What needs to be done:
Every record should be written out exactly, with the pictures left out.

Data to process:
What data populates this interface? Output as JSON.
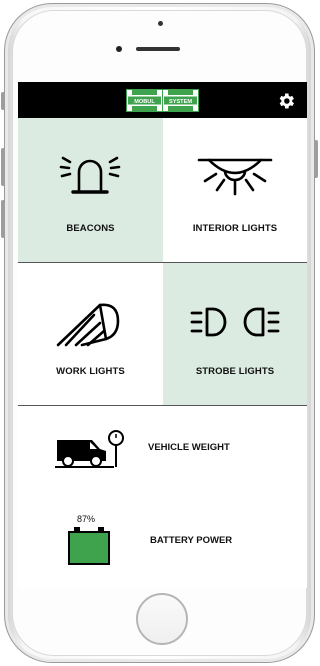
{
  "app": {
    "logo_left": "MOBUL",
    "logo_right": "SYSTEM",
    "brand_color": "#3fa34d",
    "settings_icon": "gear-icon"
  },
  "tiles": [
    {
      "label": "BEACONS",
      "icon": "beacon-icon",
      "active": true
    },
    {
      "label": "INTERIOR LIGHTS",
      "icon": "interior-light-icon",
      "active": false
    },
    {
      "label": "WORK LIGHTS",
      "icon": "work-light-icon",
      "active": false
    },
    {
      "label": "STROBE LIGHTS",
      "icon": "strobe-light-icon",
      "active": true
    }
  ],
  "status": {
    "vehicle_weight": {
      "label": "VEHICLE WEIGHT",
      "icon": "van-scale-icon"
    },
    "battery": {
      "label": "BATTERY POWER",
      "percent_text": "87%",
      "percent": 87,
      "icon": "battery-icon",
      "color": "#3fa34d"
    }
  },
  "colors": {
    "active_tile": "#dcebe1",
    "top_bar": "#000000"
  }
}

Complete response:
What data populates this interface? Output as JSON.
{
  "app": {
    "logo_left": "MOBUL",
    "logo_right": "SYSTEM",
    "brand_color": "#3fa34d",
    "settings_icon": "gear-icon"
  },
  "tiles": [
    {
      "label": "BEACONS",
      "icon": "beacon-icon",
      "active": true
    },
    {
      "label": "INTERIOR LIGHTS",
      "icon": "interior-light-icon",
      "active": false
    },
    {
      "label": "WORK LIGHTS",
      "icon": "work-light-icon",
      "active": false
    },
    {
      "label": "STROBE LIGHTS",
      "icon": "strobe-light-icon",
      "active": true
    }
  ],
  "status": {
    "vehicle_weight": {
      "label": "VEHICLE WEIGHT",
      "icon": "van-scale-icon"
    },
    "battery": {
      "label": "BATTERY POWER",
      "percent_text": "87%",
      "percent": 87,
      "icon": "battery-icon",
      "color": "#3fa34d"
    }
  },
  "colors": {
    "active_tile": "#dcebe1",
    "top_bar": "#000000"
  }
}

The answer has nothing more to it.